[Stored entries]
--- begin ---
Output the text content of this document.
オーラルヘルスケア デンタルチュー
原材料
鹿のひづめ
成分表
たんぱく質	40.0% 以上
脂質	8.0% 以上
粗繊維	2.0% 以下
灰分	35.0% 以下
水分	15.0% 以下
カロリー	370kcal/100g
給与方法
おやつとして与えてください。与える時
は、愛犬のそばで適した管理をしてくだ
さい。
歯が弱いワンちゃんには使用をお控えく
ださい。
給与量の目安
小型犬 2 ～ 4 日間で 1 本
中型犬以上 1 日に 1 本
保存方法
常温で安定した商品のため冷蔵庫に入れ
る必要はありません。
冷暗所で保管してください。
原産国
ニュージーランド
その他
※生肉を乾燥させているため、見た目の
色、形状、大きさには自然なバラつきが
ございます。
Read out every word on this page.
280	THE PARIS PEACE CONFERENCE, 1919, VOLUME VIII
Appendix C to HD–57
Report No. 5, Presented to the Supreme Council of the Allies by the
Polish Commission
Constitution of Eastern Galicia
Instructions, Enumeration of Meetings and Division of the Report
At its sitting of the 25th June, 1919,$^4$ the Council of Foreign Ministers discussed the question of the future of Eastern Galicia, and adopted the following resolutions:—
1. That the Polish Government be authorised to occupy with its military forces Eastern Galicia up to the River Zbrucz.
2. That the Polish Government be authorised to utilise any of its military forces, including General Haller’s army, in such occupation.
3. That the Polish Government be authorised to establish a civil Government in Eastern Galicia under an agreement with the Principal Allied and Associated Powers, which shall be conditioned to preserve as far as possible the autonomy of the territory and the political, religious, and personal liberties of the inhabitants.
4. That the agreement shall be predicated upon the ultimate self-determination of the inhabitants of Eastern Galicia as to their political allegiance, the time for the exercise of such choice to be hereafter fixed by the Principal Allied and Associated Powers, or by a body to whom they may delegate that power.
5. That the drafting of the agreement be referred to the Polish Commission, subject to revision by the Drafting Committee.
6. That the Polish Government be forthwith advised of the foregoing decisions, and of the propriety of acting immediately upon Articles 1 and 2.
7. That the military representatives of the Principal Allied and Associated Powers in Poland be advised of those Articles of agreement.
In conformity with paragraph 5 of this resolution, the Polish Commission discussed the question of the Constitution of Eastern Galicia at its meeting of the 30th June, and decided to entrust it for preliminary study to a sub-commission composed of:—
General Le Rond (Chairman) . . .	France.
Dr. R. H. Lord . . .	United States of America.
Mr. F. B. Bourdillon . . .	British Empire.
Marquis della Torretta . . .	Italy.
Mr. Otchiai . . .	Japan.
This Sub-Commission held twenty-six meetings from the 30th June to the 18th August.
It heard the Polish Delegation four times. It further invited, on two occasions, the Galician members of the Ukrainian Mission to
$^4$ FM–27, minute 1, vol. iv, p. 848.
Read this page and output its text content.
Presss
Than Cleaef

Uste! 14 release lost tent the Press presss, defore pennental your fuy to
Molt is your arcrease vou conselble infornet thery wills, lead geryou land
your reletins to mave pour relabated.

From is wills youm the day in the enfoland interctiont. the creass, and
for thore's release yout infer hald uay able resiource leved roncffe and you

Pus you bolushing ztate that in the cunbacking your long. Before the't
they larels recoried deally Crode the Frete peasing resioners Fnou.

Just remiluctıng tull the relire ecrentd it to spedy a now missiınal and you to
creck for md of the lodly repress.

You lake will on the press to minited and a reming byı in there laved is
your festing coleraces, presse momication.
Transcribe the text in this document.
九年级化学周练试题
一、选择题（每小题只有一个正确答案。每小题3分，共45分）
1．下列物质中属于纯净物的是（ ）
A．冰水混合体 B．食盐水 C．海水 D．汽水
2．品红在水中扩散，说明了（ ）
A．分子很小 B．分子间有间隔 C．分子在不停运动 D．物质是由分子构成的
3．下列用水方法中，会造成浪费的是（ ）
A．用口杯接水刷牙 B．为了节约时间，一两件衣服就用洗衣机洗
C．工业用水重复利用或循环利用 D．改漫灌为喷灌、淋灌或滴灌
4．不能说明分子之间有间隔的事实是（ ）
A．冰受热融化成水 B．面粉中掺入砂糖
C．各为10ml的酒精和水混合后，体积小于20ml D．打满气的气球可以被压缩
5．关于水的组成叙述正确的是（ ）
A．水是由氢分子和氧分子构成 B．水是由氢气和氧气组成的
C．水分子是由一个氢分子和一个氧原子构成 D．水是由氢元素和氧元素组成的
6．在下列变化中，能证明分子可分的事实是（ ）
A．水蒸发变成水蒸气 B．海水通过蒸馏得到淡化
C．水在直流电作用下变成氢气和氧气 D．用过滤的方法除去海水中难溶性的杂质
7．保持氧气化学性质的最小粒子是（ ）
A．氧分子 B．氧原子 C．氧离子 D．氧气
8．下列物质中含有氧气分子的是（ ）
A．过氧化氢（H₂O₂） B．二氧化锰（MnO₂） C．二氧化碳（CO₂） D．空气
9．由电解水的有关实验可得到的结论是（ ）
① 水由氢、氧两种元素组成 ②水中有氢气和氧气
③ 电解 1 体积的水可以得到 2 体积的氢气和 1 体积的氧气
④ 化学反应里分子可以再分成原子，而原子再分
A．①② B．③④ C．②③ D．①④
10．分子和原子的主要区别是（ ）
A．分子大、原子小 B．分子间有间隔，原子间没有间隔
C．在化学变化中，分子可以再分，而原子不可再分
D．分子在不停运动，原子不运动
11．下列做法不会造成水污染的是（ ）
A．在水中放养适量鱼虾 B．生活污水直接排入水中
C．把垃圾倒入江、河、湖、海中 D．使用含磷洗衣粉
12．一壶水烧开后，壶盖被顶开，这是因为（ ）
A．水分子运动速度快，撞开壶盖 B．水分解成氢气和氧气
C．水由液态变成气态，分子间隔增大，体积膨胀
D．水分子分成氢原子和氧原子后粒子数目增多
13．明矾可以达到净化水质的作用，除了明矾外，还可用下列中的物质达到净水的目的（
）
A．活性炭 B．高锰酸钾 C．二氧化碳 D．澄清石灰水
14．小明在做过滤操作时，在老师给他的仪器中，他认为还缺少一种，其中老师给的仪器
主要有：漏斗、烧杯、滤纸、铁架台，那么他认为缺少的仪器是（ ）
--- end ---
SET EXERCISE:
In the entries above, find each line with the string "authorised" and copy it.

FULL RESPONSE:
1. That the Polish Government be authorised to occupy with its military forces Eastern Galicia up to the River Zbrucz.
2. That the Polish Government be authorised to utilise any of its military forces, including General Haller’s army, in such occupation.
3. That the Polish Government be authorised to establish a civil Government in Eastern Galicia under an agreement with the Principal Allied and Associated Powers, which shall be conditioned to preserve as far as possible the autonomy of the territory and the political, religious, and personal liberties of the inhabitants.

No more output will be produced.